Data records

--

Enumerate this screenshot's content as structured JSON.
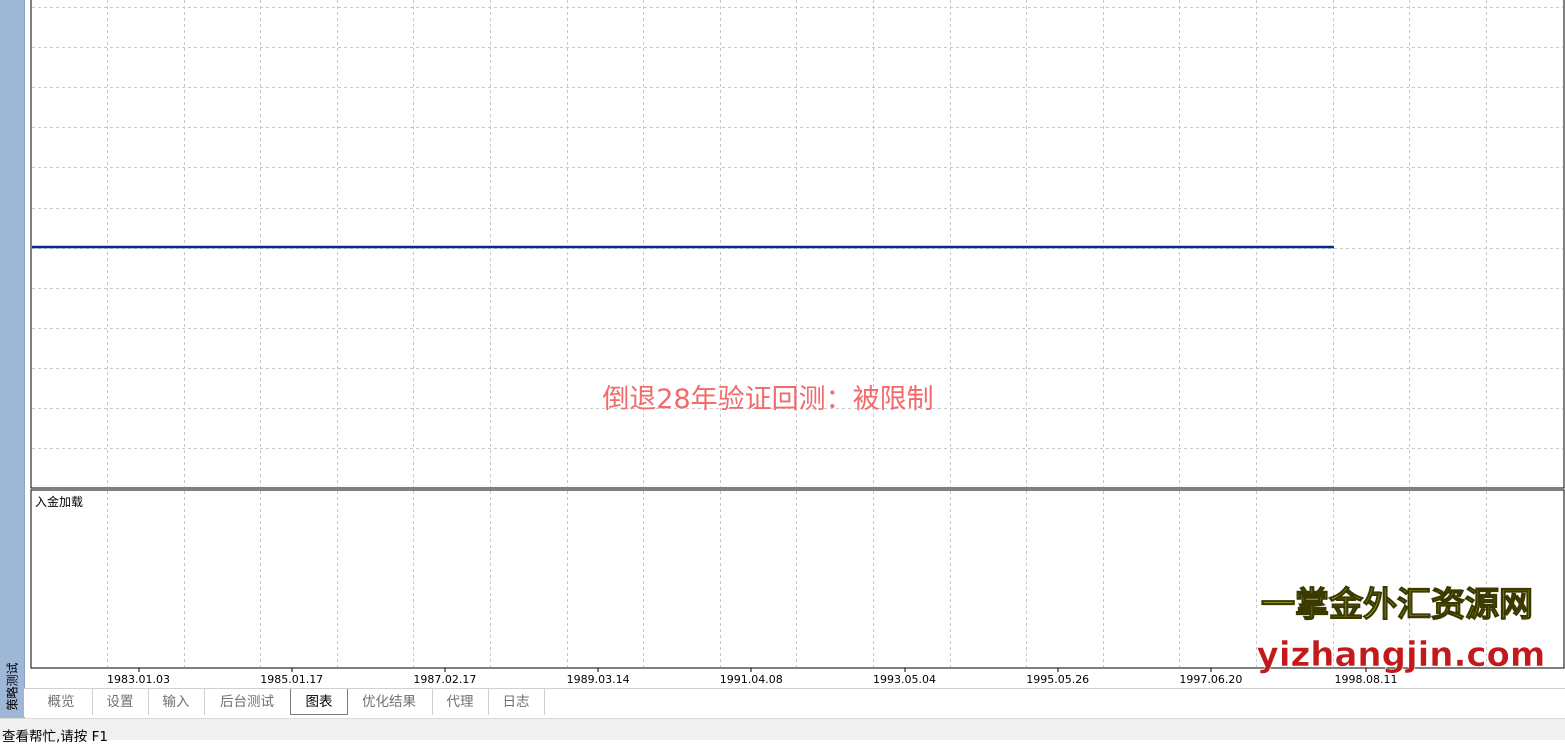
{
  "window": {
    "side_title": "策略测试"
  },
  "chart": {
    "overlay_text": "倒退28年验证回测：被限制",
    "subpanel_label": "入金加载",
    "watermark_cn": "一掌金外汇资源网",
    "watermark_url": "yizhangjin.com",
    "line_color": "#0a2a8a",
    "overlay_color": "#f26a6a",
    "watermark_fill": "#e9f23c"
  },
  "chart_data": {
    "type": "line",
    "x_tick_labels": [
      "1983.01.03",
      "1985.01.17",
      "1987.02.17",
      "1989.03.14",
      "1991.04.08",
      "1993.05.04",
      "1995.05.26",
      "1997.06.20",
      "1998.08.11"
    ],
    "series": [
      {
        "x": [
          "1983.01.03",
          "1998.08.11"
        ],
        "y": [
          1,
          1
        ]
      }
    ],
    "grid": true
  },
  "tabs": [
    {
      "label": "概览",
      "active": false
    },
    {
      "label": "设置",
      "active": false
    },
    {
      "label": "输入",
      "active": false
    },
    {
      "label": "后台测试",
      "active": false
    },
    {
      "label": "图表",
      "active": true
    },
    {
      "label": "优化结果",
      "active": false
    },
    {
      "label": "代理",
      "active": false
    },
    {
      "label": "日志",
      "active": false
    }
  ],
  "status": {
    "text": "查看帮忙,请按 F1"
  }
}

--

Print the complete listing exactly as it stands, without its pictures.

Enumerate this screenshot's content as structured JSON.
{
  "window": {
    "side_title": "策略测试"
  },
  "chart": {
    "overlay_text": "倒退28年验证回测：被限制",
    "subpanel_label": "入金加载",
    "watermark_cn": "一掌金外汇资源网",
    "watermark_url": "yizhangjin.com",
    "line_color": "#0a2a8a",
    "overlay_color": "#f26a6a",
    "watermark_fill": "#e9f23c"
  },
  "chart_data": {
    "type": "line",
    "x_tick_labels": [
      "1983.01.03",
      "1985.01.17",
      "1987.02.17",
      "1989.03.14",
      "1991.04.08",
      "1993.05.04",
      "1995.05.26",
      "1997.06.20",
      "1998.08.11"
    ],
    "series": [
      {
        "x": [
          "1983.01.03",
          "1998.08.11"
        ],
        "y": [
          1,
          1
        ]
      }
    ],
    "grid": true
  },
  "tabs": [
    {
      "label": "概览",
      "active": false
    },
    {
      "label": "设置",
      "active": false
    },
    {
      "label": "输入",
      "active": false
    },
    {
      "label": "后台测试",
      "active": false
    },
    {
      "label": "图表",
      "active": true
    },
    {
      "label": "优化结果",
      "active": false
    },
    {
      "label": "代理",
      "active": false
    },
    {
      "label": "日志",
      "active": false
    }
  ],
  "status": {
    "text": "查看帮忙,请按 F1"
  }
}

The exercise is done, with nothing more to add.